Exercise :: Can you reproduce the data beneath, keeping every line exact?

Supplied information ::
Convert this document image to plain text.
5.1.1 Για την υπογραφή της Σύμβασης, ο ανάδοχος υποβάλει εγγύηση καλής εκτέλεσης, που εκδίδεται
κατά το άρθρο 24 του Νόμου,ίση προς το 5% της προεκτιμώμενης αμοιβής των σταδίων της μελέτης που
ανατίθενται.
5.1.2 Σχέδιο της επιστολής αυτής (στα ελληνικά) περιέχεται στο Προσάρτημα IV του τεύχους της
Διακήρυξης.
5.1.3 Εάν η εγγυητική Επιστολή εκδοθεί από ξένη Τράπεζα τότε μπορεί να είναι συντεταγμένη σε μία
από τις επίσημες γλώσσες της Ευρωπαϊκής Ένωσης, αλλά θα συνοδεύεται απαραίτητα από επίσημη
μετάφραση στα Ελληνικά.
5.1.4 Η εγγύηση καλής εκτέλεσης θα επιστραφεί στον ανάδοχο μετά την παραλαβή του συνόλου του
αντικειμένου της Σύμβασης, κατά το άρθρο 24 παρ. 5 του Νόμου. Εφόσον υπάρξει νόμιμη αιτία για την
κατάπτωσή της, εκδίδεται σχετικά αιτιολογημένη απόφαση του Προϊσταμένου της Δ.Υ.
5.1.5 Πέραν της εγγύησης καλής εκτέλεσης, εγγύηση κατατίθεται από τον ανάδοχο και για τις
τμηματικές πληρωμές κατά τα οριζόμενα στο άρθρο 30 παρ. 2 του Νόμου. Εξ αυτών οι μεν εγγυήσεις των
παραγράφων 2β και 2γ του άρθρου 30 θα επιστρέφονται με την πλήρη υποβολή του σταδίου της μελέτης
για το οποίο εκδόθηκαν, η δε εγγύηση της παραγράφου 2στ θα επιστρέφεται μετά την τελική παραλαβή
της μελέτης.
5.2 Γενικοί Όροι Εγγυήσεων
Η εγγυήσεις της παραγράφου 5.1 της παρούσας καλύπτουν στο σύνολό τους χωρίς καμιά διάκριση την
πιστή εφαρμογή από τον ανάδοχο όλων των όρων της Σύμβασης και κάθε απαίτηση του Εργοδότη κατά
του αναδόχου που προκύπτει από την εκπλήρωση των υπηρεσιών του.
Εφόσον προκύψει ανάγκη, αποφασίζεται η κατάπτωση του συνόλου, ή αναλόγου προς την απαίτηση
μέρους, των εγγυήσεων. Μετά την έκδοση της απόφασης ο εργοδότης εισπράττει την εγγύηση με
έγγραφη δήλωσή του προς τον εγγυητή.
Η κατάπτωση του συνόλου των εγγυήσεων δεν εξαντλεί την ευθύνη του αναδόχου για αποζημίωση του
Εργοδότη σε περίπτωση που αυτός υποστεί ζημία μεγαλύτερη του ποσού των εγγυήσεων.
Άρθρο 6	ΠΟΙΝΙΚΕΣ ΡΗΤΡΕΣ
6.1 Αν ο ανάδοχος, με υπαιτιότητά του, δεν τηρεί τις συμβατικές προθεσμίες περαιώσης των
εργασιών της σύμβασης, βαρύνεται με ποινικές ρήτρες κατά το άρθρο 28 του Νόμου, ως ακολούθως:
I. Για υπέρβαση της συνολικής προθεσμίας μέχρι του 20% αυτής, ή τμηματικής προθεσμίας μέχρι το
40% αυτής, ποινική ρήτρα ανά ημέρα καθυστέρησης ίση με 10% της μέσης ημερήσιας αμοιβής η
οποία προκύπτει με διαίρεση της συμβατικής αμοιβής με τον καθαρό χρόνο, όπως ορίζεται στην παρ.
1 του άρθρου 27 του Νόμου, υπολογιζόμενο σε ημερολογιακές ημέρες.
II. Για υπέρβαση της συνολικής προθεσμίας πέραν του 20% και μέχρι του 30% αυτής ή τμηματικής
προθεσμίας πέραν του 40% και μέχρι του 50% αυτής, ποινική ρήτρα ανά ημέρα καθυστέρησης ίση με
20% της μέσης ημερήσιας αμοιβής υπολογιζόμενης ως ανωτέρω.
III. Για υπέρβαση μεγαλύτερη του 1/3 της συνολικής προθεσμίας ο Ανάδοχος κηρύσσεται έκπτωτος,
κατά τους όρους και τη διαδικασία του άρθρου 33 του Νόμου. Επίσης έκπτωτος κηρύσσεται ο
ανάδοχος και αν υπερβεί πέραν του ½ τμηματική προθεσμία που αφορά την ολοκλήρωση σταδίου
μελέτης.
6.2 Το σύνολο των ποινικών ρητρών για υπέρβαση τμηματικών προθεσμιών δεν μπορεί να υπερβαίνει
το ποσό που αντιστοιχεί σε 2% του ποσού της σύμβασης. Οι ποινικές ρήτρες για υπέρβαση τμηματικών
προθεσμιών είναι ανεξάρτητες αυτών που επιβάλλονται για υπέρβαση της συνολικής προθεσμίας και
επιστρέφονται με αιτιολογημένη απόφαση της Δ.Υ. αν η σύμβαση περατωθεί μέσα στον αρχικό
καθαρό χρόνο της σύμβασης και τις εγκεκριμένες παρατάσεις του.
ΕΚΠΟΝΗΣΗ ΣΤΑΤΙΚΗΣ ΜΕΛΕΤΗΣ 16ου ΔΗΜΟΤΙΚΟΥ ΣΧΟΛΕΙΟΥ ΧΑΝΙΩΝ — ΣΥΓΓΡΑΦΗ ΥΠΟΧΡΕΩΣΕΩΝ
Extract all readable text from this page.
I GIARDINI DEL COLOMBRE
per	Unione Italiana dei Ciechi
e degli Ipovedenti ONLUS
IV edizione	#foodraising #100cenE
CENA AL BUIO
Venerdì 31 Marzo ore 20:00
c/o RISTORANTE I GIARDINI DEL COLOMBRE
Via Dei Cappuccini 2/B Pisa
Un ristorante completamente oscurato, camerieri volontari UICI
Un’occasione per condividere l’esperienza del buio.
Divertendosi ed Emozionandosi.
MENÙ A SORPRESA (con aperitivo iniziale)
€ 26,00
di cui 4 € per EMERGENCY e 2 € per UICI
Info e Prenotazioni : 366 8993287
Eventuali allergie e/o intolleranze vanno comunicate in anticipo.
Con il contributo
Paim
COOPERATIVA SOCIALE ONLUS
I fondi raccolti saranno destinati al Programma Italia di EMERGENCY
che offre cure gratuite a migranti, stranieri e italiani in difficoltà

The result ::
Convert this document image to plain text.
5.1.1 Για την υπογραφή της Σύμβασης, ο ανάδοχος υποβάλει εγγύηση καλής εκτέλεσης, που εκδίδεται
κατά το άρθρο 24 του Νόμου,ίση προς το 5% της προεκτιμώμενης αμοιβής των σταδίων της μελέτης που
ανατίθενται.
5.1.2 Σχέδιο της επιστολής αυτής (στα ελληνικά) περιέχεται στο Προσάρτημα IV του τεύχους της
Διακήρυξης.
5.1.3 Εάν η εγγυητική Επιστολή εκδοθεί από ξένη Τράπεζα τότε μπορεί να είναι συντεταγμένη σε μία
από τις επίσημες γλώσσες της Ευρωπαϊκής Ένωσης, αλλά θα συνοδεύεται απαραίτητα από επίσημη
μετάφραση στα Ελληνικά.
5.1.4 Η εγγύηση καλής εκτέλεσης θα επιστραφεί στον ανάδοχο μετά την παραλαβή του συνόλου του
αντικειμένου της Σύμβασης, κατά το άρθρο 24 παρ. 5 του Νόμου. Εφόσον υπάρξει νόμιμη αιτία για την
κατάπτωσή της, εκδίδεται σχετικά αιτιολογημένη απόφαση του Προϊσταμένου της Δ.Υ.
5.1.5 Πέραν της εγγύησης καλής εκτέλεσης, εγγύηση κατατίθεται από τον ανάδοχο και για τις
τμηματικές πληρωμές κατά τα οριζόμενα στο άρθρο 30 παρ. 2 του Νόμου. Εξ αυτών οι μεν εγγυήσεις των
παραγράφων 2β και 2γ του άρθρου 30 θα επιστρέφονται με την πλήρη υποβολή του σταδίου της μελέτης
για το οποίο εκδόθηκαν, η δε εγγύηση της παραγράφου 2στ θα επιστρέφεται μετά την τελική παραλαβή
της μελέτης.
5.2 Γενικοί Όροι Εγγυήσεων
Η εγγυήσεις της παραγράφου 5.1 της παρούσας καλύπτουν στο σύνολό τους χωρίς καμιά διάκριση την
πιστή εφαρμογή από τον ανάδοχο όλων των όρων της Σύμβασης και κάθε απαίτηση του Εργοδότη κατά
του αναδόχου που προκύπτει από την εκπλήρωση των υπηρεσιών του.
Εφόσον προκύψει ανάγκη, αποφασίζεται η κατάπτωση του συνόλου, ή αναλόγου προς την απαίτηση
μέρους, των εγγυήσεων. Μετά την έκδοση της απόφασης ο εργοδότης εισπράττει την εγγύηση με
έγγραφη δήλωσή του προς τον εγγυητή.
Η κατάπτωση του συνόλου των εγγυήσεων δεν εξαντλεί την ευθύνη του αναδόχου για αποζημίωση του
Εργοδότη σε περίπτωση που αυτός υποστεί ζημία μεγαλύτερη του ποσού των εγγυήσεων.
Άρθρο 6	ΠΟΙΝΙΚΕΣ ΡΗΤΡΕΣ
6.1 Αν ο ανάδοχος, με υπαιτιότητά του, δεν τηρεί τις συμβατικές προθεσμίες περαιώσης των
εργασιών της σύμβασης, βαρύνεται με ποινικές ρήτρες κατά το άρθρο 28 του Νόμου, ως ακολούθως:
I. Για υπέρβαση της συνολικής προθεσμίας μέχρι του 20% αυτής, ή τμηματικής προθεσμίας μέχρι το
40% αυτής, ποινική ρήτρα ανά ημέρα καθυστέρησης ίση με 10% της μέσης ημερήσιας αμοιβής η
οποία προκύπτει με διαίρεση της συμβατικής αμοιβής με τον καθαρό χρόνο, όπως ορίζεται στην παρ.
1 του άρθρου 27 του Νόμου, υπολογιζόμενο σε ημερολογιακές ημέρες.
II. Για υπέρβαση της συνολικής προθεσμίας πέραν του 20% και μέχρι του 30% αυτής ή τμηματικής
προθεσμίας πέραν του 40% και μέχρι του 50% αυτής, ποινική ρήτρα ανά ημέρα καθυστέρησης ίση με
20% της μέσης ημερήσιας αμοιβής υπολογιζόμενης ως ανωτέρω.
III. Για υπέρβαση μεγαλύτερη του 1/3 της συνολικής προθεσμίας ο Ανάδοχος κηρύσσεται έκπτωτος,
κατά τους όρους και τη διαδικασία του άρθρου 33 του Νόμου. Επίσης έκπτωτος κηρύσσεται ο
ανάδοχος και αν υπερβεί πέραν του ½ τμηματική προθεσμία που αφορά την ολοκλήρωση σταδίου
μελέτης.
6.2 Το σύνολο των ποινικών ρητρών για υπέρβαση τμηματικών προθεσμιών δεν μπορεί να υπερβαίνει
το ποσό που αντιστοιχεί σε 2% του ποσού της σύμβασης. Οι ποινικές ρήτρες για υπέρβαση τμηματικών
προθεσμιών είναι ανεξάρτητες αυτών που επιβάλλονται για υπέρβαση της συνολικής προθεσμίας και
επιστρέφονται με αιτιολογημένη απόφαση της Δ.Υ. αν η σύμβαση περατωθεί μέσα στον αρχικό
καθαρό χρόνο της σύμβασης και τις εγκεκριμένες παρατάσεις του.
ΕΚΠΟΝΗΣΗ ΣΤΑΤΙΚΗΣ ΜΕΛΕΤΗΣ 16ου ΔΗΜΟΤΙΚΟΥ ΣΧΟΛΕΙΟΥ ΧΑΝΙΩΝ — ΣΥΓΓΡΑΦΗ ΥΠΟΧΡΕΩΣΕΩΝ
Extract all readable text from this page.
I GIARDINI DEL COLOMBRE
per	Unione Italiana dei Ciechi
e degli Ipovedenti ONLUS
IV edizione	#foodraising #100cenE
CENA AL BUIO
Venerdì 31 Marzo ore 20:00
c/o RISTORANTE I GIARDINI DEL COLOMBRE
Via Dei Cappuccini 2/B Pisa
Un ristorante completamente oscurato, camerieri volontari UICI
Un’occasione per condividere l’esperienza del buio.
Divertendosi ed Emozionandosi.
MENÙ A SORPRESA (con aperitivo iniziale)
€ 26,00
di cui 4 € per EMERGENCY e 2 € per UICI
Info e Prenotazioni : 366 8993287
Eventuali allergie e/o intolleranze vanno comunicate in anticipo.
Con il contributo
Paim
COOPERATIVA SOCIALE ONLUS
I fondi raccolti saranno destinati al Programma Italia di EMERGENCY
che offre cure gratuite a migranti, stranieri e italiani in difficoltà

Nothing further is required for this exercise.